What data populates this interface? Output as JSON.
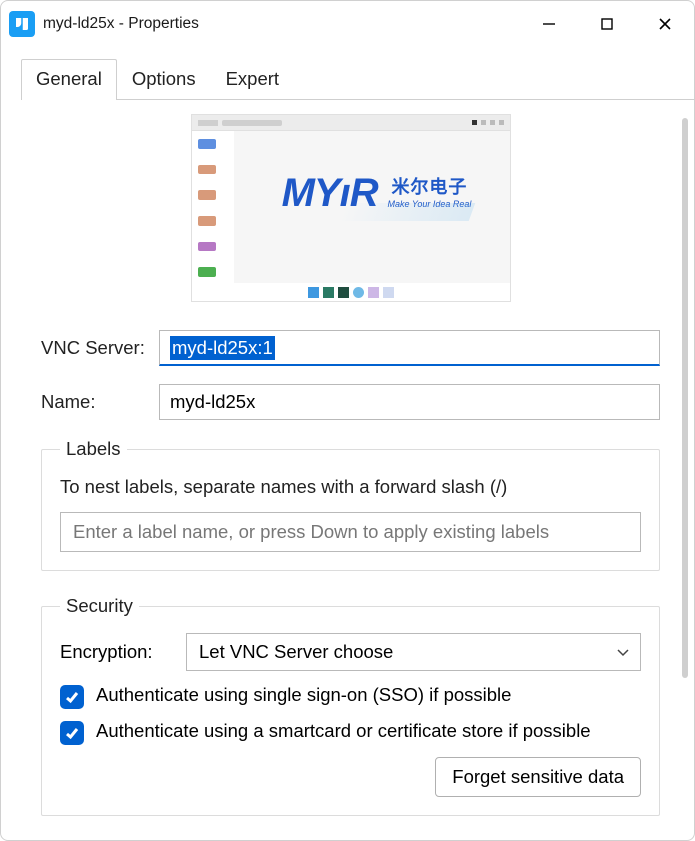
{
  "window": {
    "title": "myd-ld25x - Properties"
  },
  "tabs": [
    {
      "label": "General"
    },
    {
      "label": "Options"
    },
    {
      "label": "Expert"
    }
  ],
  "preview": {
    "logo_main": "MYıR",
    "logo_cjk": "米尔电子",
    "logo_tagline": "Make Your Idea Real"
  },
  "fields": {
    "vnc_server_label": "VNC Server:",
    "vnc_server_value": "myd-ld25x:1",
    "name_label": "Name:",
    "name_value": "myd-ld25x"
  },
  "labels_group": {
    "legend": "Labels",
    "hint": "To nest labels, separate names with a forward slash (/)",
    "placeholder": "Enter a label name, or press Down to apply existing labels"
  },
  "security_group": {
    "legend": "Security",
    "encryption_label": "Encryption:",
    "encryption_value": "Let VNC Server choose",
    "check_sso": "Authenticate using single sign-on (SSO) if possible",
    "check_smartcard": "Authenticate using a smartcard or certificate store if possible",
    "forget_button": "Forget sensitive data"
  }
}
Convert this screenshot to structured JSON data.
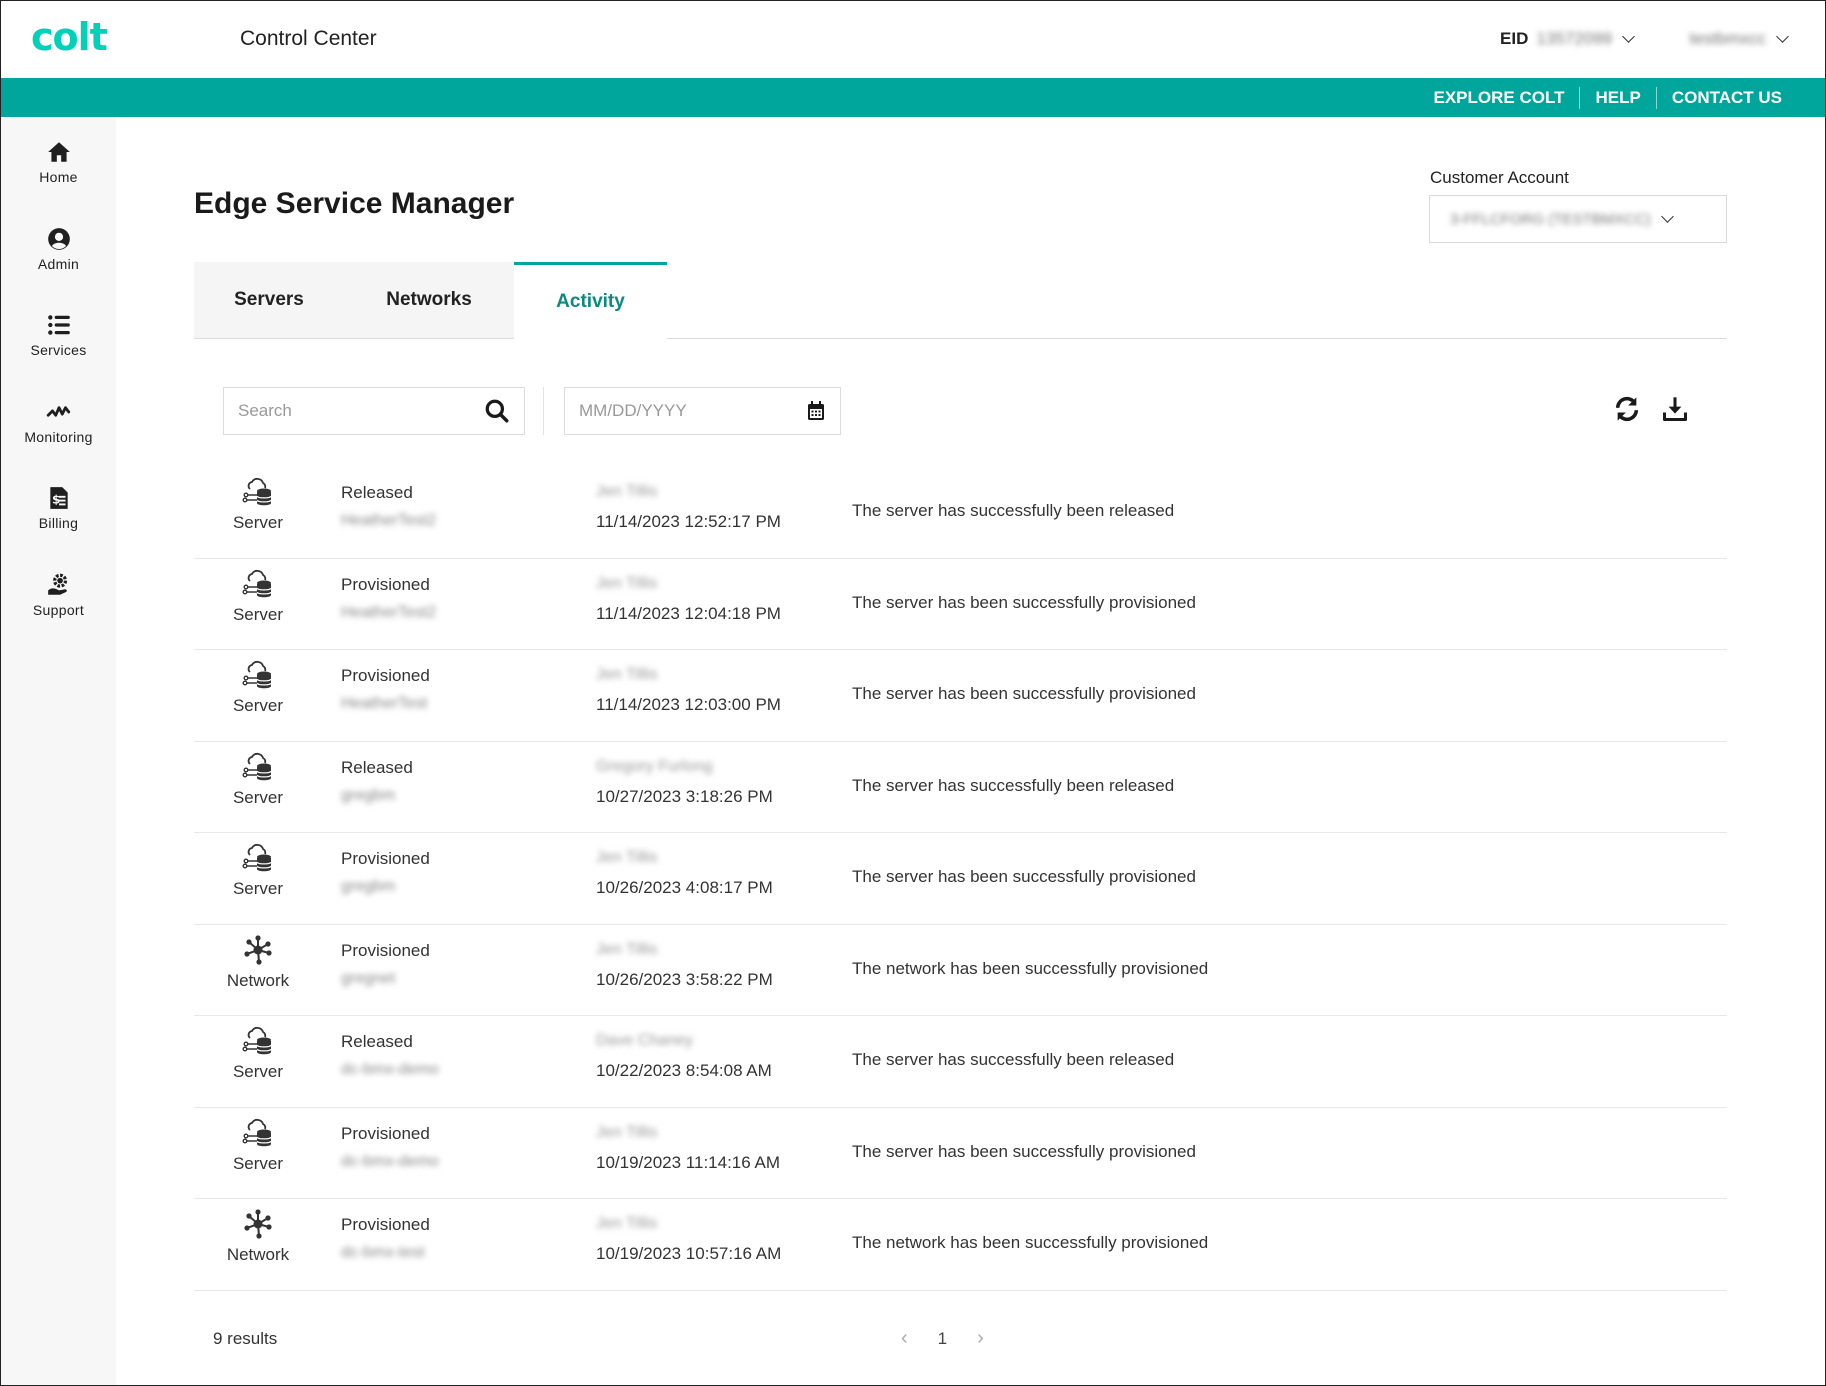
{
  "header": {
    "logo": "colt",
    "app_title": "Control Center",
    "eid_label": "EID",
    "eid_value": "13572099",
    "user_name": "testbmxcc"
  },
  "top_links": [
    "EXPLORE COLT",
    "HELP",
    "CONTACT US"
  ],
  "sidebar": {
    "items": [
      {
        "label": "Home",
        "icon": "home-icon"
      },
      {
        "label": "Admin",
        "icon": "user-circle-icon"
      },
      {
        "label": "Services",
        "icon": "list-icon"
      },
      {
        "label": "Monitoring",
        "icon": "pulse-icon"
      },
      {
        "label": "Billing",
        "icon": "invoice-icon"
      },
      {
        "label": "Support",
        "icon": "hand-gear-icon"
      }
    ]
  },
  "page": {
    "title": "Edge Service Manager",
    "customer_account_label": "Customer Account",
    "customer_account_value": "3-FFLCFORG (TESTBMXCC)"
  },
  "tabs": [
    {
      "label": "Servers",
      "active": false
    },
    {
      "label": "Networks",
      "active": false
    },
    {
      "label": "Activity",
      "active": true
    }
  ],
  "filters": {
    "search_placeholder": "Search",
    "date_placeholder": "MM/DD/YYYY"
  },
  "activity": [
    {
      "type": "Server",
      "status": "Released",
      "resource": "HeatherTest2",
      "user": "Jen Tillis",
      "date": "11/14/2023 12:52:17 PM",
      "message": "The server has successfully been released"
    },
    {
      "type": "Server",
      "status": "Provisioned",
      "resource": "HeatherTest2",
      "user": "Jen Tillis",
      "date": "11/14/2023 12:04:18 PM",
      "message": "The server has been successfully provisioned"
    },
    {
      "type": "Server",
      "status": "Provisioned",
      "resource": "HeatherTest",
      "user": "Jen Tillis",
      "date": "11/14/2023 12:03:00 PM",
      "message": "The server has been successfully provisioned"
    },
    {
      "type": "Server",
      "status": "Released",
      "resource": "gregbm",
      "user": "Gregory Furlong",
      "date": "10/27/2023 3:18:26 PM",
      "message": "The server has successfully been released"
    },
    {
      "type": "Server",
      "status": "Provisioned",
      "resource": "gregbm",
      "user": "Jen Tillis",
      "date": "10/26/2023 4:08:17 PM",
      "message": "The server has been successfully provisioned"
    },
    {
      "type": "Network",
      "status": "Provisioned",
      "resource": "gregnet",
      "user": "Jen Tillis",
      "date": "10/26/2023 3:58:22 PM",
      "message": "The network has been successfully provisioned"
    },
    {
      "type": "Server",
      "status": "Released",
      "resource": "dc-bmx-demo",
      "user": "Dave Chaney",
      "date": "10/22/2023 8:54:08 AM",
      "message": "The server has successfully been released"
    },
    {
      "type": "Server",
      "status": "Provisioned",
      "resource": "dc-bmx-demo",
      "user": "Jen Tillis",
      "date": "10/19/2023 11:14:16 AM",
      "message": "The server has been successfully provisioned"
    },
    {
      "type": "Network",
      "status": "Provisioned",
      "resource": "dc-bmx-test",
      "user": "Jen Tillis",
      "date": "10/19/2023 10:57:16 AM",
      "message": "The network has been successfully provisioned"
    }
  ],
  "footer": {
    "results": "9 results",
    "current_page": "1",
    "prev": "‹",
    "next": "›"
  },
  "colors": {
    "brand_teal": "#00a69c",
    "logo": "#00d1b8",
    "active_tab_text": "#0b8a80"
  }
}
• • •
WHAT IS BEING ASKED: Produce an exact copy of each line of data, skipping embedded images.

REPLY:
What data populates this interface? Output as JSON.
{
  "window": {
    "title": "myd-ld25x - Properties"
  },
  "tabs": [
    {
      "label": "General"
    },
    {
      "label": "Options"
    },
    {
      "label": "Expert"
    }
  ],
  "preview": {
    "logo_main": "MYıR",
    "logo_cjk": "米尔电子",
    "logo_tagline": "Make Your Idea Real"
  },
  "fields": {
    "vnc_server_label": "VNC Server:",
    "vnc_server_value": "myd-ld25x:1",
    "name_label": "Name:",
    "name_value": "myd-ld25x"
  },
  "labels_group": {
    "legend": "Labels",
    "hint": "To nest labels, separate names with a forward slash (/)",
    "placeholder": "Enter a label name, or press Down to apply existing labels"
  },
  "security_group": {
    "legend": "Security",
    "encryption_label": "Encryption:",
    "encryption_value": "Let VNC Server choose",
    "check_sso": "Authenticate using single sign-on (SSO) if possible",
    "check_smartcard": "Authenticate using a smartcard or certificate store if possible",
    "forget_button": "Forget sensitive data"
  }
}
Convert this screenshot to structured JSON data.
{
  "header": {
    "logo": "colt",
    "app_title": "Control Center",
    "eid_label": "EID",
    "eid_value": "13572099",
    "user_name": "testbmxcc"
  },
  "top_links": [
    "EXPLORE COLT",
    "HELP",
    "CONTACT US"
  ],
  "sidebar": {
    "items": [
      {
        "label": "Home",
        "icon": "home-icon"
      },
      {
        "label": "Admin",
        "icon": "user-circle-icon"
      },
      {
        "label": "Services",
        "icon": "list-icon"
      },
      {
        "label": "Monitoring",
        "icon": "pulse-icon"
      },
      {
        "label": "Billing",
        "icon": "invoice-icon"
      },
      {
        "label": "Support",
        "icon": "hand-gear-icon"
      }
    ]
  },
  "page": {
    "title": "Edge Service Manager",
    "customer_account_label": "Customer Account",
    "customer_account_value": "3-FFLCFORG (TESTBMXCC)"
  },
  "tabs": [
    {
      "label": "Servers",
      "active": false
    },
    {
      "label": "Networks",
      "active": false
    },
    {
      "label": "Activity",
      "active": true
    }
  ],
  "filters": {
    "search_placeholder": "Search",
    "date_placeholder": "MM/DD/YYYY"
  },
  "activity": [
    {
      "type": "Server",
      "status": "Released",
      "resource": "HeatherTest2",
      "user": "Jen Tillis",
      "date": "11/14/2023 12:52:17 PM",
      "message": "The server has successfully been released"
    },
    {
      "type": "Server",
      "status": "Provisioned",
      "resource": "HeatherTest2",
      "user": "Jen Tillis",
      "date": "11/14/2023 12:04:18 PM",
      "message": "The server has been successfully provisioned"
    },
    {
      "type": "Server",
      "status": "Provisioned",
      "resource": "HeatherTest",
      "user": "Jen Tillis",
      "date": "11/14/2023 12:03:00 PM",
      "message": "The server has been successfully provisioned"
    },
    {
      "type": "Server",
      "status": "Released",
      "resource": "gregbm",
      "user": "Gregory Furlong",
      "date": "10/27/2023 3:18:26 PM",
      "message": "The server has successfully been released"
    },
    {
      "type": "Server",
      "status": "Provisioned",
      "resource": "gregbm",
      "user": "Jen Tillis",
      "date": "10/26/2023 4:08:17 PM",
      "message": "The server has been successfully provisioned"
    },
    {
      "type": "Network",
      "status": "Provisioned",
      "resource": "gregnet",
      "user": "Jen Tillis",
      "date": "10/26/2023 3:58:22 PM",
      "message": "The network has been successfully provisioned"
    },
    {
      "type": "Server",
      "status": "Released",
      "resource": "dc-bmx-demo",
      "user": "Dave Chaney",
      "date": "10/22/2023 8:54:08 AM",
      "message": "The server has successfully been released"
    },
    {
      "type": "Server",
      "status": "Provisioned",
      "resource": "dc-bmx-demo",
      "user": "Jen Tillis",
      "date": "10/19/2023 11:14:16 AM",
      "message": "The server has been successfully provisioned"
    },
    {
      "type": "Network",
      "status": "Provisioned",
      "resource": "dc-bmx-test",
      "user": "Jen Tillis",
      "date": "10/19/2023 10:57:16 AM",
      "message": "The network has been successfully provisioned"
    }
  ],
  "footer": {
    "results": "9 results",
    "current_page": "1",
    "prev": "‹",
    "next": "›"
  },
  "colors": {
    "brand_teal": "#00a69c",
    "logo": "#00d1b8",
    "active_tab_text": "#0b8a80"
  }
}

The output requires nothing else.